Material for this task:
★ ★ ★ ★ ★
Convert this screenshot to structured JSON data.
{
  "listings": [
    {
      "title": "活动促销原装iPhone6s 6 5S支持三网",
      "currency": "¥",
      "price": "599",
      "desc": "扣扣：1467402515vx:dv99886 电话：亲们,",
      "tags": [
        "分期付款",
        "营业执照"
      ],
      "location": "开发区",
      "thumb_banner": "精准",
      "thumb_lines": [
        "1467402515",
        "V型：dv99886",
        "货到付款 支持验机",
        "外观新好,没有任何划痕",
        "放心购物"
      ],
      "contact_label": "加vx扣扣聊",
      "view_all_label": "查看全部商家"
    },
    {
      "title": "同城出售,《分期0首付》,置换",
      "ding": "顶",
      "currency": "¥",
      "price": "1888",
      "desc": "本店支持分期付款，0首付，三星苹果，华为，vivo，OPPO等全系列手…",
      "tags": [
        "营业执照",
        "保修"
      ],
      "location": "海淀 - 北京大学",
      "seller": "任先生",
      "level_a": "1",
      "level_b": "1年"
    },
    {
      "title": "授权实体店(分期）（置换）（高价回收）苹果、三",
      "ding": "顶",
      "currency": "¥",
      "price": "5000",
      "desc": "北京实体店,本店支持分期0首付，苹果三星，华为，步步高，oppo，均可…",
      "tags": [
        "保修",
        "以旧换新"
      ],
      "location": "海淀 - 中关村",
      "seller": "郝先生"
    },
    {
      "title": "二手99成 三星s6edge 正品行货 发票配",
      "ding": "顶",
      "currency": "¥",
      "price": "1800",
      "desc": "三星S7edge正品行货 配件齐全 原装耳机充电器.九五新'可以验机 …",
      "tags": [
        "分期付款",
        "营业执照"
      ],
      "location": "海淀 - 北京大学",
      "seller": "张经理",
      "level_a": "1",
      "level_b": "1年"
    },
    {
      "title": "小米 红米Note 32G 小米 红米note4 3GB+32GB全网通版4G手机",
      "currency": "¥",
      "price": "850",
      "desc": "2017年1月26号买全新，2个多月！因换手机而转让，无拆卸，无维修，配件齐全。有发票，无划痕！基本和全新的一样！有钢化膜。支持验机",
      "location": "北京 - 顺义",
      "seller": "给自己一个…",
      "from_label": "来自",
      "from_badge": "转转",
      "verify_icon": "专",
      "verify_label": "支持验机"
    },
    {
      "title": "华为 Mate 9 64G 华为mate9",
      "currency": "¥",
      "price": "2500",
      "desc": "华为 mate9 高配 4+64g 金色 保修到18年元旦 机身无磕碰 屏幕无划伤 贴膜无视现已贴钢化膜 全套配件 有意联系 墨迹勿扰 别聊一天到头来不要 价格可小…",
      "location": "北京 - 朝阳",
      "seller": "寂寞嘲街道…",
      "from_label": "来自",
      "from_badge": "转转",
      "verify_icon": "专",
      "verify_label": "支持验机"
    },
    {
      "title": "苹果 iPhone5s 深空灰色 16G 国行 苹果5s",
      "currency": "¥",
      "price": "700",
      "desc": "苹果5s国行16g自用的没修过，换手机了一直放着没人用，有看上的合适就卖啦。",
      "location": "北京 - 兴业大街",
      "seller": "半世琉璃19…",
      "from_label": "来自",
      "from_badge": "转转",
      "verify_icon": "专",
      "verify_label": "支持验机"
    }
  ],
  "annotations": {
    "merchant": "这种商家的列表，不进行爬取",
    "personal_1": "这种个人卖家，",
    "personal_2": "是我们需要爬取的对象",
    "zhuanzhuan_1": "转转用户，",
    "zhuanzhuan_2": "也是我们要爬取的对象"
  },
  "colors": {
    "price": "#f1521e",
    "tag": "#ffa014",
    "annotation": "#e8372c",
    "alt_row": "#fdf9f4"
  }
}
★ ★ ★ ★ ★
Requirement:
Each entry is to be returned in full, character for character.

Solution for this exercise:
Convert this screenshot to structured JSON data.
{
  "listings": [
    {
      "title": "活动促销原装iPhone6s 6 5S支持三网",
      "currency": "¥",
      "price": "599",
      "desc": "扣扣：1467402515vx:dv99886 电话：亲们,",
      "tags": [
        "分期付款",
        "营业执照"
      ],
      "location": "开发区",
      "thumb_banner": "精准",
      "thumb_lines": [
        "1467402515",
        "V型：dv99886",
        "货到付款 支持验机",
        "外观新好,没有任何划痕",
        "放心购物"
      ],
      "contact_label": "加vx扣扣聊",
      "view_all_label": "查看全部商家"
    },
    {
      "title": "同城出售,《分期0首付》,置换",
      "ding": "顶",
      "currency": "¥",
      "price": "1888",
      "desc": "本店支持分期付款，0首付，三星苹果，华为，vivo，OPPO等全系列手…",
      "tags": [
        "营业执照",
        "保修"
      ],
      "location": "海淀 - 北京大学",
      "seller": "任先生",
      "level_a": "1",
      "level_b": "1年"
    },
    {
      "title": "授权实体店(分期）（置换）（高价回收）苹果、三",
      "ding": "顶",
      "currency": "¥",
      "price": "5000",
      "desc": "北京实体店,本店支持分期0首付，苹果三星，华为，步步高，oppo，均可…",
      "tags": [
        "保修",
        "以旧换新"
      ],
      "location": "海淀 - 中关村",
      "seller": "郝先生"
    },
    {
      "title": "二手99成 三星s6edge 正品行货 发票配",
      "ding": "顶",
      "currency": "¥",
      "price": "1800",
      "desc": "三星S7edge正品行货 配件齐全 原装耳机充电器.九五新'可以验机 …",
      "tags": [
        "分期付款",
        "营业执照"
      ],
      "location": "海淀 - 北京大学",
      "seller": "张经理",
      "level_a": "1",
      "level_b": "1年"
    },
    {
      "title": "小米 红米Note 32G 小米 红米note4 3GB+32GB全网通版4G手机",
      "currency": "¥",
      "price": "850",
      "desc": "2017年1月26号买全新，2个多月！因换手机而转让，无拆卸，无维修，配件齐全。有发票，无划痕！基本和全新的一样！有钢化膜。支持验机",
      "location": "北京 - 顺义",
      "seller": "给自己一个…",
      "from_label": "来自",
      "from_badge": "转转",
      "verify_icon": "专",
      "verify_label": "支持验机"
    },
    {
      "title": "华为 Mate 9 64G 华为mate9",
      "currency": "¥",
      "price": "2500",
      "desc": "华为 mate9 高配 4+64g 金色 保修到18年元旦 机身无磕碰 屏幕无划伤 贴膜无视现已贴钢化膜 全套配件 有意联系 墨迹勿扰 别聊一天到头来不要 价格可小…",
      "location": "北京 - 朝阳",
      "seller": "寂寞嘲街道…",
      "from_label": "来自",
      "from_badge": "转转",
      "verify_icon": "专",
      "verify_label": "支持验机"
    },
    {
      "title": "苹果 iPhone5s 深空灰色 16G 国行 苹果5s",
      "currency": "¥",
      "price": "700",
      "desc": "苹果5s国行16g自用的没修过，换手机了一直放着没人用，有看上的合适就卖啦。",
      "location": "北京 - 兴业大街",
      "seller": "半世琉璃19…",
      "from_label": "来自",
      "from_badge": "转转",
      "verify_icon": "专",
      "verify_label": "支持验机"
    }
  ],
  "annotations": {
    "merchant": "这种商家的列表，不进行爬取",
    "personal_1": "这种个人卖家，",
    "personal_2": "是我们需要爬取的对象",
    "zhuanzhuan_1": "转转用户，",
    "zhuanzhuan_2": "也是我们要爬取的对象"
  },
  "colors": {
    "price": "#f1521e",
    "tag": "#ffa014",
    "annotation": "#e8372c",
    "alt_row": "#fdf9f4"
  }
}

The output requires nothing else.